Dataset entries
## START
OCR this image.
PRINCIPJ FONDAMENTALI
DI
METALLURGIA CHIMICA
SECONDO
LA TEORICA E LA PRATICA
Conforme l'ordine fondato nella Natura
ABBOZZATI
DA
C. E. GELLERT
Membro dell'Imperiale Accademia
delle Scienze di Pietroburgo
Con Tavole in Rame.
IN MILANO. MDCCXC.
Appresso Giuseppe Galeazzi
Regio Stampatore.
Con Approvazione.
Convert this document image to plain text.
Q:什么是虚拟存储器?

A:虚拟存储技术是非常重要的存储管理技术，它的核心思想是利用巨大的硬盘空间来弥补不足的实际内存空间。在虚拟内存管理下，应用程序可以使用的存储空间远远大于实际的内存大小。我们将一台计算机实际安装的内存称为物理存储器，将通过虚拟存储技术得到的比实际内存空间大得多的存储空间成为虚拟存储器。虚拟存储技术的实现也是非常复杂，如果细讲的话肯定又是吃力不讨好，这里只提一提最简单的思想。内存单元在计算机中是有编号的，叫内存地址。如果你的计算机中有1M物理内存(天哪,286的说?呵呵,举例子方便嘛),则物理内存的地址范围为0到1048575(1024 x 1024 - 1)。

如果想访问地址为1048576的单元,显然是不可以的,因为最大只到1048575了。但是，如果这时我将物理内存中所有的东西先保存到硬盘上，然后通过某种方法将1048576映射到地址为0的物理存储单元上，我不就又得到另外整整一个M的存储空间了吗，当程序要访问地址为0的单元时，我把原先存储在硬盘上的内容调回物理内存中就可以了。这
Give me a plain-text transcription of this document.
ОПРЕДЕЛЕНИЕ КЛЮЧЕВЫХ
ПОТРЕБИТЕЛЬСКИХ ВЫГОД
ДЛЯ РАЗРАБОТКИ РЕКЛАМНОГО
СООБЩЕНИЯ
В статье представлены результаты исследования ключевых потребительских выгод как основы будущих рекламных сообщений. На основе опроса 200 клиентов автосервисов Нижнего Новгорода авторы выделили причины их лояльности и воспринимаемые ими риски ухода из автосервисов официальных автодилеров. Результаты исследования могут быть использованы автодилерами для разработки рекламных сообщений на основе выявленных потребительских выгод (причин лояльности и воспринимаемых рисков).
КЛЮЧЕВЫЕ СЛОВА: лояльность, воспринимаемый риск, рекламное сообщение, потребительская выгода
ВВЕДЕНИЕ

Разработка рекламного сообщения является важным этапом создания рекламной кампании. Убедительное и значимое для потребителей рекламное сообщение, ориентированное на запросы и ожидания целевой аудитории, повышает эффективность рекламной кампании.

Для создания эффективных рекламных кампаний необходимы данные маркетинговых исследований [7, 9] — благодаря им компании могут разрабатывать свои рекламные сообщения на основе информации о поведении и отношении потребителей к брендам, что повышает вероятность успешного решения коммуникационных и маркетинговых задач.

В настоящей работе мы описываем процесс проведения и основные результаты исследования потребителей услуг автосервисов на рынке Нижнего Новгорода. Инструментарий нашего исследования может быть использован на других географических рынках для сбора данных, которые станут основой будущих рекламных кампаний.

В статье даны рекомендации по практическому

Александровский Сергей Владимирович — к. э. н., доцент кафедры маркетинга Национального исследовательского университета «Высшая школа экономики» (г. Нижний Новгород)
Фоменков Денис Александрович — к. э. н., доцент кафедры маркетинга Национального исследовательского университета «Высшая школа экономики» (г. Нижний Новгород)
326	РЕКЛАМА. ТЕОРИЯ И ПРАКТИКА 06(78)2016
## END
* _Instructions for the task_: Only lines holding the string "Национального" are wanted; gather each one from the entries above.

* _Response below_:
Александровский Сергей Владимирович — к. э. н., доцент кафедры маркетинга Национального исследовательского университета «Высшая школа экономики» (г. Нижний Новгород)
Фоменков Денис Александрович — к. э. н., доцент кафедры маркетинга Национального исследовательского университета «Высшая школа экономики» (г. Нижний Новгород)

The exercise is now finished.